**Task description**
Identify and copy every line below that contains the string "data". Matches are case-sensitive.

• • • • • • •

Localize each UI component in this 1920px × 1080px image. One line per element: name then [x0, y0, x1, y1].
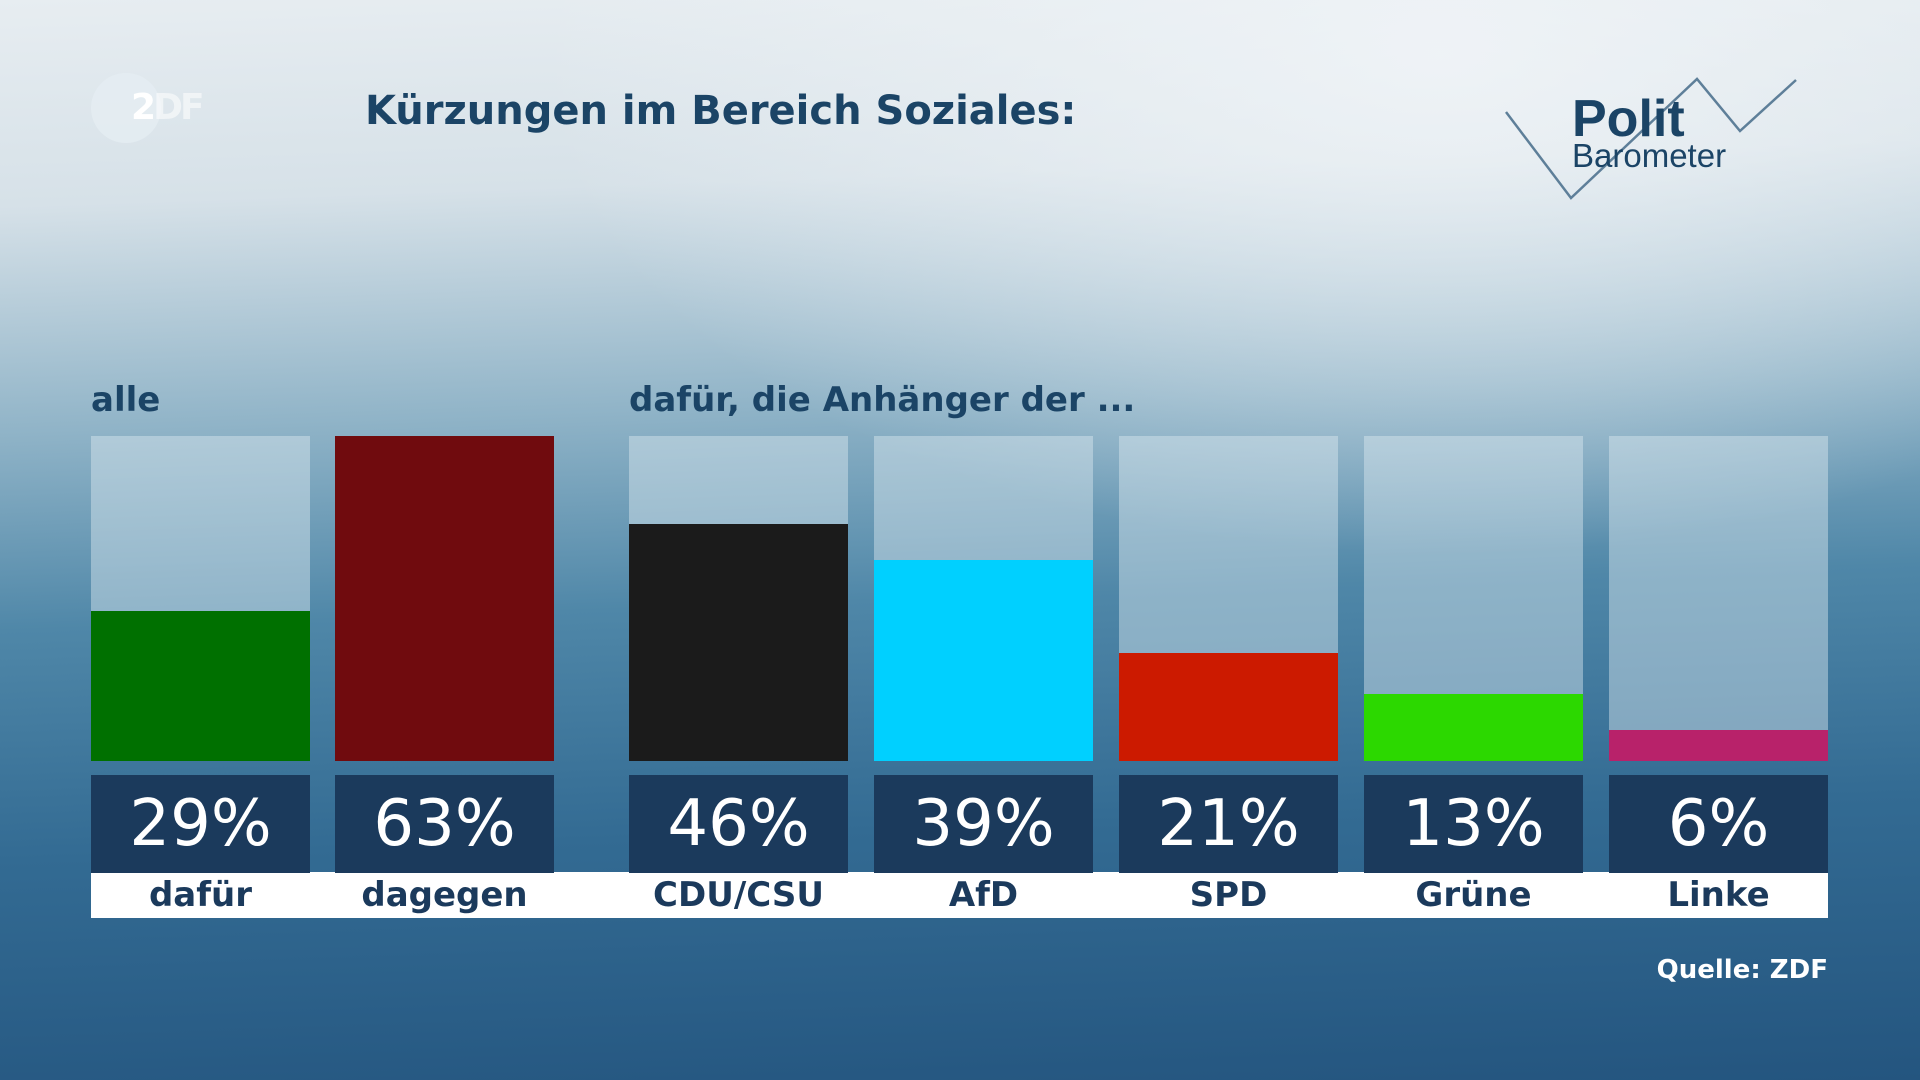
data-label: 13% — [1364, 775, 1583, 873]
bar-track — [1609, 436, 1828, 761]
bar-track — [335, 436, 554, 761]
category-label: SPD — [1189, 875, 1268, 915]
bar-column: 63% — [335, 436, 554, 873]
category-label: CDU/CSU — [653, 875, 824, 915]
bar — [874, 559, 1093, 761]
bar-track — [629, 436, 848, 761]
category-label: Grüne — [1415, 875, 1532, 915]
bar — [1119, 652, 1338, 761]
bar — [91, 611, 310, 761]
bar — [1609, 730, 1828, 761]
chart-title: Kürzungen im Bereich Soziales: — [365, 88, 1077, 134]
brand-barometer: Barometer — [1572, 137, 1727, 174]
brand-polit: Polit — [1572, 90, 1685, 148]
data-label: 39% — [874, 775, 1093, 873]
category-label: AfD — [948, 875, 1019, 915]
category-strip — [91, 872, 1828, 918]
bar-column: 13% — [1364, 436, 1583, 873]
zigzag-line-icon — [1505, 77, 1797, 200]
source-note: Quelle: ZDF — [1656, 955, 1828, 985]
zdf-logo: 2DF — [91, 73, 205, 143]
group-label-parties: dafür, die Anhänger der ... — [629, 380, 1136, 420]
category-label: dagegen — [361, 875, 528, 915]
bar — [1364, 693, 1583, 761]
category-label: Linke — [1667, 875, 1770, 915]
bar-column: 46% — [629, 436, 848, 873]
data-label: 6% — [1609, 775, 1828, 873]
bar — [335, 436, 554, 761]
bar-track — [874, 436, 1093, 761]
bar-column: 6% — [1609, 436, 1828, 873]
group-label-all: alle — [91, 380, 161, 420]
data-label: 63% — [335, 775, 554, 873]
data-label: 46% — [629, 775, 848, 873]
bar — [629, 523, 848, 761]
bar-track — [1364, 436, 1583, 761]
politbarometer-logo: Polit Barometer — [1500, 75, 1800, 205]
bar-column: 39% — [874, 436, 1093, 873]
data-label: 29% — [91, 775, 310, 873]
category-label: dafür — [148, 875, 253, 915]
bar-column: 29% — [91, 436, 310, 873]
bar-track — [1119, 436, 1338, 761]
bar-track — [91, 436, 310, 761]
data-label: 21% — [1119, 775, 1338, 873]
bar-column: 21% — [1119, 436, 1338, 873]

• • • • • • •

**Solution to this problem**
data-label: 13% — [1364, 775, 1583, 873]
data-label: 39% — [874, 775, 1093, 873]
data-label: 6% — [1609, 775, 1828, 873]
data-label: 63% — [335, 775, 554, 873]
data-label: 46% — [629, 775, 848, 873]
data-label: 29% — [91, 775, 310, 873]
data-label: 21% — [1119, 775, 1338, 873]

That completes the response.